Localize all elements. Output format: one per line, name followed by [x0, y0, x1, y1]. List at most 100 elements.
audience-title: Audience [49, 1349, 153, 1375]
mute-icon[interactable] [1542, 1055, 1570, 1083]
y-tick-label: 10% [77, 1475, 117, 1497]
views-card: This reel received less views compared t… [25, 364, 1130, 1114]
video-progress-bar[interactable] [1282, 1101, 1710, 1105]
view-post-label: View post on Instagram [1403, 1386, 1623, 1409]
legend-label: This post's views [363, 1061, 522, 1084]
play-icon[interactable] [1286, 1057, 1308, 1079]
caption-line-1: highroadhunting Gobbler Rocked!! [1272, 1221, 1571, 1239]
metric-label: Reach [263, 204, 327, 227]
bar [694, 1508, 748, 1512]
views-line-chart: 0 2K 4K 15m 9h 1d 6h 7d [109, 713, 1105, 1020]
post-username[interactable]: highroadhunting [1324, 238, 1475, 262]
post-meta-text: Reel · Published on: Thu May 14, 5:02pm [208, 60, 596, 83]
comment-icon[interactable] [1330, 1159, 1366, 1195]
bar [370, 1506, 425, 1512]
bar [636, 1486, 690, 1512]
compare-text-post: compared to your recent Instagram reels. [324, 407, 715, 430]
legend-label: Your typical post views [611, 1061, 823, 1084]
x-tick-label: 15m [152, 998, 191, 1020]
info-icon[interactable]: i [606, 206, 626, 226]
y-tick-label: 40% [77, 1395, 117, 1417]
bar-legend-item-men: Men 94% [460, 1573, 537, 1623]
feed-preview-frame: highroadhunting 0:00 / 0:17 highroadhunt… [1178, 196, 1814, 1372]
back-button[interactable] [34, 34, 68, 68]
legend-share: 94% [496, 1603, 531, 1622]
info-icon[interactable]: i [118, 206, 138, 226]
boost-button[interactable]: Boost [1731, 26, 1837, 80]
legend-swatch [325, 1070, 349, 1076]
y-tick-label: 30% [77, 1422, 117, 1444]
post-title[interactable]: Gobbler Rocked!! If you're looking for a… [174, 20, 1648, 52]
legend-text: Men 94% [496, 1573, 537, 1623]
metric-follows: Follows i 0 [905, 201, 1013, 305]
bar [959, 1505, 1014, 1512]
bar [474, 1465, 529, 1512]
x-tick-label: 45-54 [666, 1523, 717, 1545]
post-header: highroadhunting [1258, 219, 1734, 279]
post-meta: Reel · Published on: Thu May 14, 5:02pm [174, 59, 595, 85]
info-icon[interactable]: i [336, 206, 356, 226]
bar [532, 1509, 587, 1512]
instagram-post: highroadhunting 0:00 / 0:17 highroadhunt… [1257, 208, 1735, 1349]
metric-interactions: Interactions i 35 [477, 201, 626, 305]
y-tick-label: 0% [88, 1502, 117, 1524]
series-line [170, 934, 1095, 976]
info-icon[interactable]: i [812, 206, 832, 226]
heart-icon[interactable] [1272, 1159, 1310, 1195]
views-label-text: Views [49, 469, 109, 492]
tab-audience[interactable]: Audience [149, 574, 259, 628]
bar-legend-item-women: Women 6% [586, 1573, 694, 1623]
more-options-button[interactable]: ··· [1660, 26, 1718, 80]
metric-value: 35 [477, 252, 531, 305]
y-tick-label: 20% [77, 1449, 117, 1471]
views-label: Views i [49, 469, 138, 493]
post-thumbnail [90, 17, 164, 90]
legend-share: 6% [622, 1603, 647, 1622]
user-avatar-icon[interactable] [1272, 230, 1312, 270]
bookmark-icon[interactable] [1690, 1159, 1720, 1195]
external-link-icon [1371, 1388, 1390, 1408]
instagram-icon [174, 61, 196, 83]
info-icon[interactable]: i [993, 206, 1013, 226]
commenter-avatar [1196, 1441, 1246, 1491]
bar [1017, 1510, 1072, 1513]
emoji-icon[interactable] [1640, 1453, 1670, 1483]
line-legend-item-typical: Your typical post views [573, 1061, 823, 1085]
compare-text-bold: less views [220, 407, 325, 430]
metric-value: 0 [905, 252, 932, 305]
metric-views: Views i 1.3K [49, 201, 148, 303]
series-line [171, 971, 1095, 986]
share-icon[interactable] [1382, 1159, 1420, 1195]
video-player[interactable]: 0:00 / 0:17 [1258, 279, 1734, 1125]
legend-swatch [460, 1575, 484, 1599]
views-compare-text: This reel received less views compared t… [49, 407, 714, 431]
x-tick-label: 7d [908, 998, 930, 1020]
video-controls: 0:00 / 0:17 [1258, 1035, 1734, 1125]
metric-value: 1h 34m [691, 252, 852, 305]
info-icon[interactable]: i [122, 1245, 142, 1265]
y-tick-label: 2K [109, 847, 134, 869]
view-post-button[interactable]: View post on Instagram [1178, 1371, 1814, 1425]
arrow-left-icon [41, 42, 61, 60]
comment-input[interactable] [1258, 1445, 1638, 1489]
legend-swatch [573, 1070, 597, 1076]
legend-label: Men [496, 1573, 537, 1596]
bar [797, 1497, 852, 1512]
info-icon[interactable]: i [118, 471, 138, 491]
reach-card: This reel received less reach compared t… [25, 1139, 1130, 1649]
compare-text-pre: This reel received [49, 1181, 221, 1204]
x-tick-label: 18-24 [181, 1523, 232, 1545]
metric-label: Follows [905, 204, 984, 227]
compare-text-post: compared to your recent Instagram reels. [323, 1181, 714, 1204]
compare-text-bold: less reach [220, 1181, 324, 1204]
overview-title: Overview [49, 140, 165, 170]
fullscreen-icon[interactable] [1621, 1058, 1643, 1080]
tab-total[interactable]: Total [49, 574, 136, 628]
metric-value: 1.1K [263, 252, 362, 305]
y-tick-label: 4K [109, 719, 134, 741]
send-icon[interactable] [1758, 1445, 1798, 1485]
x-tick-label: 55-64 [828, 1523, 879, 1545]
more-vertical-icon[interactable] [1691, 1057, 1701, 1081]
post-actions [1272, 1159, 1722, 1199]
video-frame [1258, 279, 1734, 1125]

Set task: Convert every line of the listing above into a Markdown table with two columns, "No." for the row number and "Entry" for the line itself, omitting any blank lines.

Result for this task:
| No. | Entry |
|---|---|
| 1 | Localize all elements. Output format: one per line, name followed by [x0, y0, x1, y1]. List at most 100 elements. |
| 2 | audience-title: Audience [49, 1349, 153, 1375] |
| 3 | mute-icon[interactable] [1542, 1055, 1570, 1083] |
| 4 | y-tick-label: 10% [77, 1475, 117, 1497] |
| 5 | views-card: This reel received less views compared t… [25, 364, 1130, 1114] |
| 6 | video-progress-bar[interactable] [1282, 1101, 1710, 1105] |
| 7 | view-post-label: View post on Instagram [1403, 1386, 1623, 1409] |
| 8 | legend-label: This post's views [363, 1061, 522, 1084] |
| 9 | play-icon[interactable] [1286, 1057, 1308, 1079] |
| 10 | caption-line-1: highroadhunting Gobbler Rocked!! [1272, 1221, 1571, 1239] |
| 11 | metric-label: Reach [263, 204, 327, 227] |
| 12 | bar [694, 1508, 748, 1512] |
| 13 | views-line-chart: 0 2K 4K 15m 9h 1d 6h 7d [109, 713, 1105, 1020] |
| 14 | post-username[interactable]: highroadhunting [1324, 238, 1475, 262] |
| 15 | post-meta-text: Reel · Published on: Thu May 14, 5:02pm [208, 60, 596, 83] |
| 16 | comment-icon[interactable] [1330, 1159, 1366, 1195] |
| 17 | bar [370, 1506, 425, 1512] |
| 18 | bar [636, 1486, 690, 1512] |
| 19 | compare-text-post: compared to your recent Instagram reels. [324, 407, 715, 430] |
| 20 | legend-label: Your typical post views [611, 1061, 823, 1084] |
| 21 | x-tick-label: 15m [152, 998, 191, 1020] |
| 22 | info-icon[interactable]: i [606, 206, 626, 226] |
| 23 | y-tick-label: 40% [77, 1395, 117, 1417] |
| 24 | bar-legend-item-men: Men 94% [460, 1573, 537, 1623] |
| 25 | feed-preview-frame: highroadhunting 0:00 / 0:17 highroadhunt… [1178, 196, 1814, 1372] |
| 26 | back-button[interactable] [34, 34, 68, 68] |
| 27 | legend-share: 94% [496, 1603, 531, 1622] |
| 28 | info-icon[interactable]: i [118, 206, 138, 226] |
| 29 | boost-button[interactable]: Boost [1731, 26, 1837, 80] |
| 30 | legend-swatch [325, 1070, 349, 1076] |
| 31 | y-tick-label: 30% [77, 1422, 117, 1444] |
| 32 | post-title[interactable]: Gobbler Rocked!! If you're looking for a… [174, 20, 1648, 52] |
| 33 | legend-text: Men 94% [496, 1573, 537, 1623] |
| 34 | metric-follows: Follows i 0 [905, 201, 1013, 305] |
| 35 | bar [959, 1505, 1014, 1512] |
| 36 | bar [474, 1465, 529, 1512] |
| 37 | x-tick-label: 45-54 [666, 1523, 717, 1545] |
| 38 | post-header: highroadhunting [1258, 219, 1734, 279] |
| 39 | post-meta: Reel · Published on: Thu May 14, 5:02pm [174, 59, 595, 85] |
| 40 | info-icon[interactable]: i [336, 206, 356, 226] |
| 41 | bar [532, 1509, 587, 1512] |
| 42 | instagram-post: highroadhunting 0:00 / 0:17 highroadhunt… [1257, 208, 1735, 1349] |
| 43 | metric-interactions: Interactions i 35 [477, 201, 626, 305] |
| 44 | y-tick-label: 0% [88, 1502, 117, 1524] |
| 45 | series-line [170, 934, 1095, 976] |
| 46 | info-icon[interactable]: i [812, 206, 832, 226] |
| 47 | heart-icon[interactable] [1272, 1159, 1310, 1195] |
| 48 | views-label-text: Views [49, 469, 109, 492] |
| 49 | tab-audience[interactable]: Audience [149, 574, 259, 628] |
| 50 | bar-legend-item-women: Women 6% [586, 1573, 694, 1623] |
| 51 | more-options-button[interactable]: ··· [1660, 26, 1718, 80] |
| 52 | metric-value: 35 [477, 252, 531, 305] |
| 53 | y-tick-label: 20% [77, 1449, 117, 1471] |
| 54 | views-label: Views i [49, 469, 138, 493] |
| 55 | post-thumbnail [90, 17, 164, 90] |
| 56 | legend-share: 6% [622, 1603, 647, 1622] |
| 57 | user-avatar-icon[interactable] [1272, 230, 1312, 270] |
| 58 | bookmark-icon[interactable] [1690, 1159, 1720, 1195] |
| 59 | external-link-icon [1371, 1388, 1390, 1408] |
| 60 | instagram-icon [174, 61, 196, 83] |
| 61 | info-icon[interactable]: i [993, 206, 1013, 226] |
| 62 | commenter-avatar [1196, 1441, 1246, 1491] |
| 63 | bar [1017, 1510, 1072, 1513] |
| 64 | emoji-icon[interactable] [1640, 1453, 1670, 1483] |
| 65 | line-legend-item-typical: Your typical post views [573, 1061, 823, 1085] |
| 66 | compare-text-bold: less views [220, 407, 325, 430] |
| 67 | metric-value: 0 [905, 252, 932, 305] |
| 68 | metric-views: Views i 1.3K [49, 201, 148, 303] |
| 69 | series-line [171, 971, 1095, 986] |
| 70 | share-icon[interactable] [1382, 1159, 1420, 1195] |
| 71 | video-player[interactable]: 0:00 / 0:17 [1258, 279, 1734, 1125] |
| 72 | legend-swatch [460, 1575, 484, 1599] |
| 73 | views-compare-text: This reel received less views compared t… [49, 407, 714, 431] |
| 74 | x-tick-label: 7d [908, 998, 930, 1020] |
| 75 | video-controls: 0:00 / 0:17 [1258, 1035, 1734, 1125] |
| 76 | metric-value: 1h 34m [691, 252, 852, 305] |
| 77 | info-icon[interactable]: i [122, 1245, 142, 1265] |
| 78 | y-tick-label: 2K [109, 847, 134, 869] |
| 79 | view-post-button[interactable]: View post on Instagram [1178, 1371, 1814, 1425] |
| 80 | arrow-left-icon [41, 42, 61, 60] |
| 81 | comment-input[interactable] [1258, 1445, 1638, 1489] |
| 82 | legend-swatch [573, 1070, 597, 1076] |
| 83 | legend-label: Men [496, 1573, 537, 1596] |
| 84 | bar [797, 1497, 852, 1512] |
| 85 | info-icon[interactable]: i [118, 471, 138, 491] |
| 86 | reach-card: This reel received less reach compared t… [25, 1139, 1130, 1649] |
| 87 | compare-text-pre: This reel received [49, 1181, 221, 1204] |
| 88 | x-tick-label: 18-24 [181, 1523, 232, 1545] |
| 89 | metric-label: Follows [905, 204, 984, 227] |
| 90 | compare-text-post: compared to your recent Instagram reels. [323, 1181, 714, 1204] |
| 91 | compare-text-bold: less reach [220, 1181, 324, 1204] |
| 92 | overview-title: Overview [49, 140, 165, 170] |
| 93 | fullscreen-icon[interactable] [1621, 1058, 1643, 1080] |
| 94 | tab-total[interactable]: Total [49, 574, 136, 628] |
| 95 | metric-value: 1.1K [263, 252, 362, 305] |
| 96 | y-tick-label: 4K [109, 719, 134, 741] |
| 97 | send-icon[interactable] [1758, 1445, 1798, 1485] |
| 98 | x-tick-label: 55-64 [828, 1523, 879, 1545] |
| 99 | more-vertical-icon[interactable] [1691, 1057, 1701, 1081] |
| 100 | post-actions [1272, 1159, 1722, 1199] |
| 101 | video-frame [1258, 279, 1734, 1125] |